---------- Stored records
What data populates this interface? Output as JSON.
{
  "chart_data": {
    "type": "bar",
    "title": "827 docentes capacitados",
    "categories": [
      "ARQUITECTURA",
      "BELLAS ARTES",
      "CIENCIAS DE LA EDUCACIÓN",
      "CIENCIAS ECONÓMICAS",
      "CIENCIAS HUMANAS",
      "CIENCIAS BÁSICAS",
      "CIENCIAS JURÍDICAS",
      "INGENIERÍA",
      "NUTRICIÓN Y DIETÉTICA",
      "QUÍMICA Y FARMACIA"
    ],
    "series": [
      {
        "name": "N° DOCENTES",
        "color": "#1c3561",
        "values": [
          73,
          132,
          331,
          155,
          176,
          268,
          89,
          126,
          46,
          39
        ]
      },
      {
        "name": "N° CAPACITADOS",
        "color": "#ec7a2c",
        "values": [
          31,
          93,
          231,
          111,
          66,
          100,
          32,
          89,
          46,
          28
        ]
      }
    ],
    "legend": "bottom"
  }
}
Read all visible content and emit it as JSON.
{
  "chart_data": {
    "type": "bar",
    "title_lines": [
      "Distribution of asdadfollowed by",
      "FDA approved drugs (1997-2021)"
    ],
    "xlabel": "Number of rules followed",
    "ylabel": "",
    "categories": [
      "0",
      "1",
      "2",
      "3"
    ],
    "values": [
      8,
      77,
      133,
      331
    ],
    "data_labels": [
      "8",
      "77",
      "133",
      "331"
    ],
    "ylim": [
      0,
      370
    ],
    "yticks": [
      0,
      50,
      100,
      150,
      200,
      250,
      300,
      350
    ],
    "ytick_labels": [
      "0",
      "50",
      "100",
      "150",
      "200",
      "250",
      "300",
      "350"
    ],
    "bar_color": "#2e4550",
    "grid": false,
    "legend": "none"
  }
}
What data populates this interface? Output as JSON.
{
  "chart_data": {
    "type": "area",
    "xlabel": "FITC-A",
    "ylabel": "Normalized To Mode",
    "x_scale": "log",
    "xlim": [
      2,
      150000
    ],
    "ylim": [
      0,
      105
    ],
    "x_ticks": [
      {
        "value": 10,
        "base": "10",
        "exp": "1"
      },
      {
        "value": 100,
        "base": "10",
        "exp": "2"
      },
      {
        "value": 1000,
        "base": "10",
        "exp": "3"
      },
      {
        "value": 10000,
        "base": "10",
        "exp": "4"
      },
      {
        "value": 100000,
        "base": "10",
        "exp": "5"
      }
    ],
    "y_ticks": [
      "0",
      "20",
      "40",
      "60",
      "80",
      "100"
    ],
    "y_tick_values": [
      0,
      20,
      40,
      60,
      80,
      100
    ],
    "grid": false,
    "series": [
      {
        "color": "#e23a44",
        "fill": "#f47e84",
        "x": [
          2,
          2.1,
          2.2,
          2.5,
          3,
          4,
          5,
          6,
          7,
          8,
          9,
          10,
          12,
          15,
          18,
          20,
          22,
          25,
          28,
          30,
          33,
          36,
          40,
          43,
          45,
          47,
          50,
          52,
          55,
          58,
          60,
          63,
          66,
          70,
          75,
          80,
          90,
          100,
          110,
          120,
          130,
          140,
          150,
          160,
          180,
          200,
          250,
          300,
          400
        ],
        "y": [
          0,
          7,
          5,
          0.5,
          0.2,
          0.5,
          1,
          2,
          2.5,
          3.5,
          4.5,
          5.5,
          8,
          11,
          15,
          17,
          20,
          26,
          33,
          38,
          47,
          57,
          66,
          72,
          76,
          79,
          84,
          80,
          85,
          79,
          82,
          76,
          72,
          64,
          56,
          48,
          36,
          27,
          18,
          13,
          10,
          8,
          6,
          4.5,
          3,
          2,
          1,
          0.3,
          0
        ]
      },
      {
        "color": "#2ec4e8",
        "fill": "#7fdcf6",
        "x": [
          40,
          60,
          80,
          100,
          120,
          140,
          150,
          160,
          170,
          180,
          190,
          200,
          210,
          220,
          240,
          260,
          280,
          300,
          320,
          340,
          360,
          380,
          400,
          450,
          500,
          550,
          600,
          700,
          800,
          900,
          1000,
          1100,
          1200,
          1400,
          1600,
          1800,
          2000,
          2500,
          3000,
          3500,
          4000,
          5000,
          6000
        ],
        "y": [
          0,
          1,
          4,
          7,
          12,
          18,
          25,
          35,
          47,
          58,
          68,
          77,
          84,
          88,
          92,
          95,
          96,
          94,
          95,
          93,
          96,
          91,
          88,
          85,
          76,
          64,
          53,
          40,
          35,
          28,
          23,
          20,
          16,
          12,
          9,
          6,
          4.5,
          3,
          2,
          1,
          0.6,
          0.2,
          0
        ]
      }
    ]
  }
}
--------------------
What the exercise asks: Output all preceding records character for character.

Response for this exercise:
What data populates this interface? Output as JSON.
{
  "chart_data": {
    "type": "bar",
    "title": "827 docentes capacitados",
    "categories": [
      "ARQUITECTURA",
      "BELLAS ARTES",
      "CIENCIAS DE LA EDUCACIÓN",
      "CIENCIAS ECONÓMICAS",
      "CIENCIAS HUMANAS",
      "CIENCIAS BÁSICAS",
      "CIENCIAS JURÍDICAS",
      "INGENIERÍA",
      "NUTRICIÓN Y DIETÉTICA",
      "QUÍMICA Y FARMACIA"
    ],
    "series": [
      {
        "name": "N° DOCENTES",
        "color": "#1c3561",
        "values": [
          73,
          132,
          331,
          155,
          176,
          268,
          89,
          126,
          46,
          39
        ]
      },
      {
        "name": "N° CAPACITADOS",
        "color": "#ec7a2c",
        "values": [
          31,
          93,
          231,
          111,
          66,
          100,
          32,
          89,
          46,
          28
        ]
      }
    ],
    "legend": "bottom"
  }
}
Read all visible content and emit it as JSON.
{
  "chart_data": {
    "type": "bar",
    "title_lines": [
      "Distribution of asdadfollowed by",
      "FDA approved drugs (1997-2021)"
    ],
    "xlabel": "Number of rules followed",
    "ylabel": "",
    "categories": [
      "0",
      "1",
      "2",
      "3"
    ],
    "values": [
      8,
      77,
      133,
      331
    ],
    "data_labels": [
      "8",
      "77",
      "133",
      "331"
    ],
    "ylim": [
      0,
      370
    ],
    "yticks": [
      0,
      50,
      100,
      150,
      200,
      250,
      300,
      350
    ],
    "ytick_labels": [
      "0",
      "50",
      "100",
      "150",
      "200",
      "250",
      "300",
      "350"
    ],
    "bar_color": "#2e4550",
    "grid": false,
    "legend": "none"
  }
}
What data populates this interface? Output as JSON.
{
  "chart_data": {
    "type": "area",
    "xlabel": "FITC-A",
    "ylabel": "Normalized To Mode",
    "x_scale": "log",
    "xlim": [
      2,
      150000
    ],
    "ylim": [
      0,
      105
    ],
    "x_ticks": [
      {
        "value": 10,
        "base": "10",
        "exp": "1"
      },
      {
        "value": 100,
        "base": "10",
        "exp": "2"
      },
      {
        "value": 1000,
        "base": "10",
        "exp": "3"
      },
      {
        "value": 10000,
        "base": "10",
        "exp": "4"
      },
      {
        "value": 100000,
        "base": "10",
        "exp": "5"
      }
    ],
    "y_ticks": [
      "0",
      "20",
      "40",
      "60",
      "80",
      "100"
    ],
    "y_tick_values": [
      0,
      20,
      40,
      60,
      80,
      100
    ],
    "grid": false,
    "series": [
      {
        "color": "#e23a44",
        "fill": "#f47e84",
        "x": [
          2,
          2.1,
          2.2,
          2.5,
          3,
          4,
          5,
          6,
          7,
          8,
          9,
          10,
          12,
          15,
          18,
          20,
          22,
          25,
          28,
          30,
          33,
          36,
          40,
          43,
          45,
          47,
          50,
          52,
          55,
          58,
          60,
          63,
          66,
          70,
          75,
          80,
          90,
          100,
          110,
          120,
          130,
          140,
          150,
          160,
          180,
          200,
          250,
          300,
          400
        ],
        "y": [
          0,
          7,
          5,
          0.5,
          0.2,
          0.5,
          1,
          2,
          2.5,
          3.5,
          4.5,
          5.5,
          8,
          11,
          15,
          17,
          20,
          26,
          33,
          38,
          47,
          57,
          66,
          72,
          76,
          79,
          84,
          80,
          85,
          79,
          82,
          76,
          72,
          64,
          56,
          48,
          36,
          27,
          18,
          13,
          10,
          8,
          6,
          4.5,
          3,
          2,
          1,
          0.3,
          0
        ]
      },
      {
        "color": "#2ec4e8",
        "fill": "#7fdcf6",
        "x": [
          40,
          60,
          80,
          100,
          120,
          140,
          150,
          160,
          170,
          180,
          190,
          200,
          210,
          220,
          240,
          260,
          280,
          300,
          320,
          340,
          360,
          380,
          400,
          450,
          500,
          550,
          600,
          700,
          800,
          900,
          1000,
          1100,
          1200,
          1400,
          1600,
          1800,
          2000,
          2500,
          3000,
          3500,
          4000,
          5000,
          6000
        ],
        "y": [
          0,
          1,
          4,
          7,
          12,
          18,
          25,
          35,
          47,
          58,
          68,
          77,
          84,
          88,
          92,
          95,
          96,
          94,
          95,
          93,
          96,
          91,
          88,
          85,
          76,
          64,
          53,
          40,
          35,
          28,
          23,
          20,
          16,
          12,
          9,
          6,
          4.5,
          3,
          2,
          1,
          0.6,
          0.2,
          0
        ]
      }
    ]
  }
}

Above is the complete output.